BEGIN

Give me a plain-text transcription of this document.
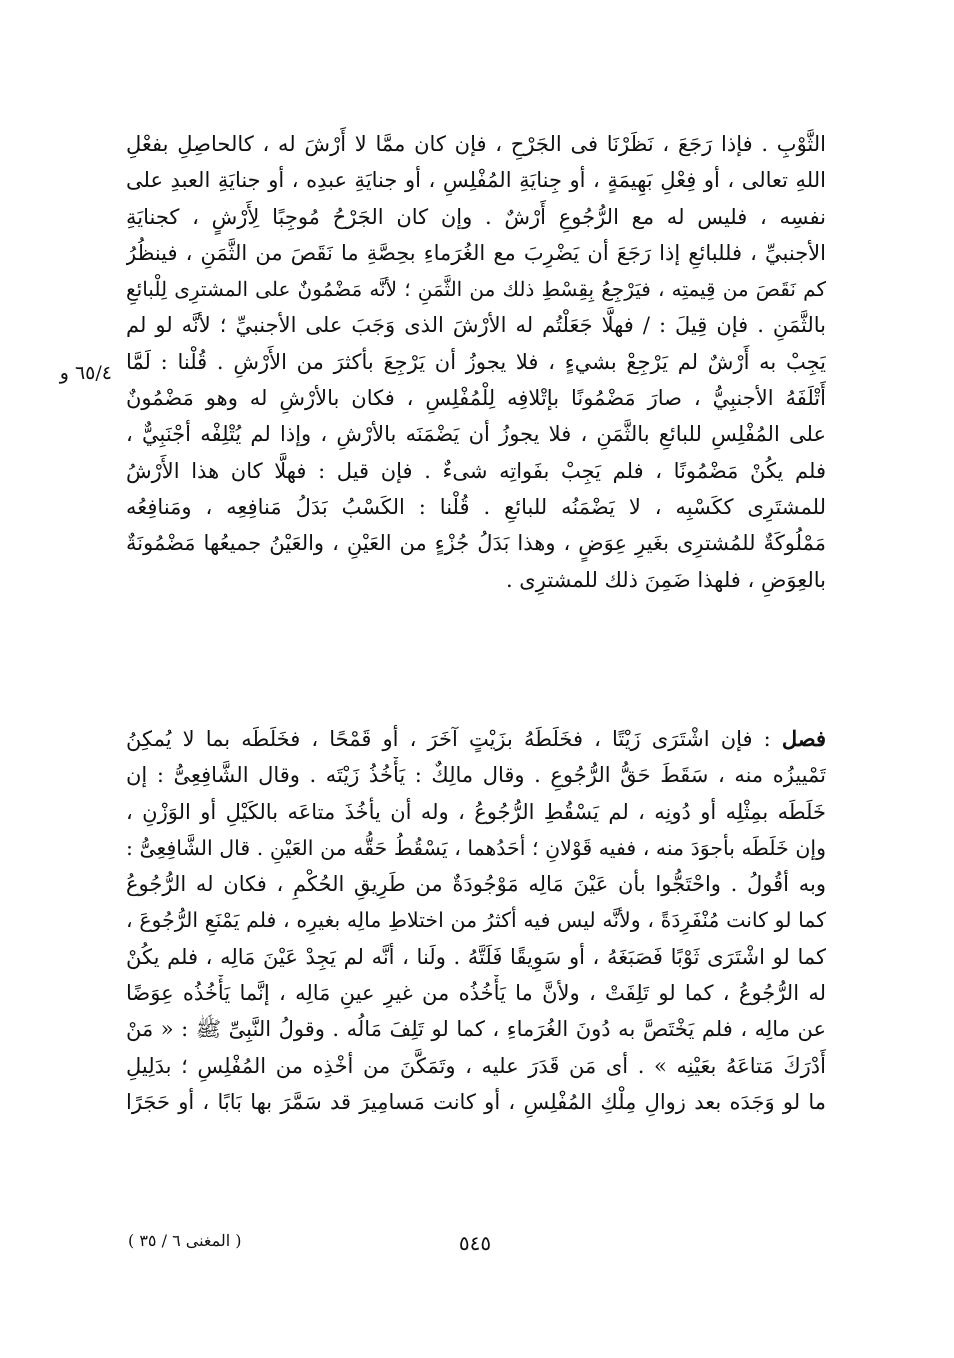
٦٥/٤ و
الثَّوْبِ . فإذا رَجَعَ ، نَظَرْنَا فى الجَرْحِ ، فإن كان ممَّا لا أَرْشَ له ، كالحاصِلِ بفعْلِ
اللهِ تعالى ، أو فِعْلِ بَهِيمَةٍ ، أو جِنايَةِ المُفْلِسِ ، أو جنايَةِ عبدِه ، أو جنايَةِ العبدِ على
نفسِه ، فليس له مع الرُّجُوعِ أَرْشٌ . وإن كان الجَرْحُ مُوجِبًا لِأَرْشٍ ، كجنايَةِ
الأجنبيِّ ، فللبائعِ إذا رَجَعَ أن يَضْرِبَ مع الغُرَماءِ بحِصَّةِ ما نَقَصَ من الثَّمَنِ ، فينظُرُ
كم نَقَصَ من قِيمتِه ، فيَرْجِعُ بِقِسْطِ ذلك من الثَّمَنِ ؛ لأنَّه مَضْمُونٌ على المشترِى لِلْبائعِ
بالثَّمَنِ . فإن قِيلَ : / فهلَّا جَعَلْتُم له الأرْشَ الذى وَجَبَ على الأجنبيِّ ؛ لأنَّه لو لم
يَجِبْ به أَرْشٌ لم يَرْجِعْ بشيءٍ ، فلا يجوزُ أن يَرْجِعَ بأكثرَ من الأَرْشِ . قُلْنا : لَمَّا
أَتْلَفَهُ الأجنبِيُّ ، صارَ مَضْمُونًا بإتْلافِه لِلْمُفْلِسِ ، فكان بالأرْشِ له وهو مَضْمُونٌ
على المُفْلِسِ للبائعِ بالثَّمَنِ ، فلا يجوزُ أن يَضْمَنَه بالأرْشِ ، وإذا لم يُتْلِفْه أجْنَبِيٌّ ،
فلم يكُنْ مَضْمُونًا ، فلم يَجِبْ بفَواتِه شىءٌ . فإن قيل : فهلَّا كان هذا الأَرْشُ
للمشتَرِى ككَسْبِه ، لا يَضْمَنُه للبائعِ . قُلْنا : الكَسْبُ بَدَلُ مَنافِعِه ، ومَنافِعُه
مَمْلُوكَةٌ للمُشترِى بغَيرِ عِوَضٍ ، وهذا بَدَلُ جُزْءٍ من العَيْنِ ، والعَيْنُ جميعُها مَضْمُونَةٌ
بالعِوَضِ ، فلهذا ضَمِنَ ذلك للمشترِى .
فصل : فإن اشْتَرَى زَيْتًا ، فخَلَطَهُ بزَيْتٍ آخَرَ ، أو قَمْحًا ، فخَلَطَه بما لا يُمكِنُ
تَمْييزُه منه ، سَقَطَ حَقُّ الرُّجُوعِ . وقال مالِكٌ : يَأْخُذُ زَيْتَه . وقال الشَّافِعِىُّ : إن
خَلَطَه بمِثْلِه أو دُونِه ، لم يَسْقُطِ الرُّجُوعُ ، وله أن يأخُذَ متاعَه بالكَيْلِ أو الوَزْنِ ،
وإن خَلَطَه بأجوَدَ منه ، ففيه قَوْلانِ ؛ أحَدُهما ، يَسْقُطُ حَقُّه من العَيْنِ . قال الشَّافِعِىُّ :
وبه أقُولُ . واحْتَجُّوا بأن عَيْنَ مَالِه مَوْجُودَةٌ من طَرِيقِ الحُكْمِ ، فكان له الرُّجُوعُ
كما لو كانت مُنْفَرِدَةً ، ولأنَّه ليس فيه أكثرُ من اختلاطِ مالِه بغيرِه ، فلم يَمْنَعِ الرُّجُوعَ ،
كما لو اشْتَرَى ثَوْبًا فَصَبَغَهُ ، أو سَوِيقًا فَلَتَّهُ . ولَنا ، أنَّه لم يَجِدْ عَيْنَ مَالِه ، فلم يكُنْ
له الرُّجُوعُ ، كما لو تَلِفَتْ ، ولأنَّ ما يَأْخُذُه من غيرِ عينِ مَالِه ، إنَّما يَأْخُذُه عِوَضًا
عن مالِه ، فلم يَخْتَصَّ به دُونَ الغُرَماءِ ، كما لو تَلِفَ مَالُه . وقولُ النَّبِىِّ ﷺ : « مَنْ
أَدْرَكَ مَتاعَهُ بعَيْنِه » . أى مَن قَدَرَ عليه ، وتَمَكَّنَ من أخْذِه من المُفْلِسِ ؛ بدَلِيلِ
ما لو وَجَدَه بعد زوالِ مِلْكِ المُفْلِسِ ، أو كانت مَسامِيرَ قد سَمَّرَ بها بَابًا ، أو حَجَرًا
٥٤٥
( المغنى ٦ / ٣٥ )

END

*DIRECTIONS FOR THIS TASK*: Pictures excluded, quote all the data above exactly.

*EXPECTED OUTPUT*:
Give me a plain-text transcription of this document.
٦٥/٤ و
الثَّوْبِ . فإذا رَجَعَ ، نَظَرْنَا فى الجَرْحِ ، فإن كان ممَّا لا أَرْشَ له ، كالحاصِلِ بفعْلِ
اللهِ تعالى ، أو فِعْلِ بَهِيمَةٍ ، أو جِنايَةِ المُفْلِسِ ، أو جنايَةِ عبدِه ، أو جنايَةِ العبدِ على
نفسِه ، فليس له مع الرُّجُوعِ أَرْشٌ . وإن كان الجَرْحُ مُوجِبًا لِأَرْشٍ ، كجنايَةِ
الأجنبيِّ ، فللبائعِ إذا رَجَعَ أن يَضْرِبَ مع الغُرَماءِ بحِصَّةِ ما نَقَصَ من الثَّمَنِ ، فينظُرُ
كم نَقَصَ من قِيمتِه ، فيَرْجِعُ بِقِسْطِ ذلك من الثَّمَنِ ؛ لأنَّه مَضْمُونٌ على المشترِى لِلْبائعِ
بالثَّمَنِ . فإن قِيلَ : / فهلَّا جَعَلْتُم له الأرْشَ الذى وَجَبَ على الأجنبيِّ ؛ لأنَّه لو لم
يَجِبْ به أَرْشٌ لم يَرْجِعْ بشيءٍ ، فلا يجوزُ أن يَرْجِعَ بأكثرَ من الأَرْشِ . قُلْنا : لَمَّا
أَتْلَفَهُ الأجنبِيُّ ، صارَ مَضْمُونًا بإتْلافِه لِلْمُفْلِسِ ، فكان بالأرْشِ له وهو مَضْمُونٌ
على المُفْلِسِ للبائعِ بالثَّمَنِ ، فلا يجوزُ أن يَضْمَنَه بالأرْشِ ، وإذا لم يُتْلِفْه أجْنَبِيٌّ ،
فلم يكُنْ مَضْمُونًا ، فلم يَجِبْ بفَواتِه شىءٌ . فإن قيل : فهلَّا كان هذا الأَرْشُ
للمشتَرِى ككَسْبِه ، لا يَضْمَنُه للبائعِ . قُلْنا : الكَسْبُ بَدَلُ مَنافِعِه ، ومَنافِعُه
مَمْلُوكَةٌ للمُشترِى بغَيرِ عِوَضٍ ، وهذا بَدَلُ جُزْءٍ من العَيْنِ ، والعَيْنُ جميعُها مَضْمُونَةٌ
بالعِوَضِ ، فلهذا ضَمِنَ ذلك للمشترِى .
فصل : فإن اشْتَرَى زَيْتًا ، فخَلَطَهُ بزَيْتٍ آخَرَ ، أو قَمْحًا ، فخَلَطَه بما لا يُمكِنُ
تَمْييزُه منه ، سَقَطَ حَقُّ الرُّجُوعِ . وقال مالِكٌ : يَأْخُذُ زَيْتَه . وقال الشَّافِعِىُّ : إن
خَلَطَه بمِثْلِه أو دُونِه ، لم يَسْقُطِ الرُّجُوعُ ، وله أن يأخُذَ متاعَه بالكَيْلِ أو الوَزْنِ ،
وإن خَلَطَه بأجوَدَ منه ، ففيه قَوْلانِ ؛ أحَدُهما ، يَسْقُطُ حَقُّه من العَيْنِ . قال الشَّافِعِىُّ :
وبه أقُولُ . واحْتَجُّوا بأن عَيْنَ مَالِه مَوْجُودَةٌ من طَرِيقِ الحُكْمِ ، فكان له الرُّجُوعُ
كما لو كانت مُنْفَرِدَةً ، ولأنَّه ليس فيه أكثرُ من اختلاطِ مالِه بغيرِه ، فلم يَمْنَعِ الرُّجُوعَ ،
كما لو اشْتَرَى ثَوْبًا فَصَبَغَهُ ، أو سَوِيقًا فَلَتَّهُ . ولَنا ، أنَّه لم يَجِدْ عَيْنَ مَالِه ، فلم يكُنْ
له الرُّجُوعُ ، كما لو تَلِفَتْ ، ولأنَّ ما يَأْخُذُه من غيرِ عينِ مَالِه ، إنَّما يَأْخُذُه عِوَضًا
عن مالِه ، فلم يَخْتَصَّ به دُونَ الغُرَماءِ ، كما لو تَلِفَ مَالُه . وقولُ النَّبِىِّ ﷺ : « مَنْ
أَدْرَكَ مَتاعَهُ بعَيْنِه » . أى مَن قَدَرَ عليه ، وتَمَكَّنَ من أخْذِه من المُفْلِسِ ؛ بدَلِيلِ
ما لو وَجَدَه بعد زوالِ مِلْكِ المُفْلِسِ ، أو كانت مَسامِيرَ قد سَمَّرَ بها بَابًا ، أو حَجَرًا
٥٤٥
( المغنى ٦ / ٣٥ )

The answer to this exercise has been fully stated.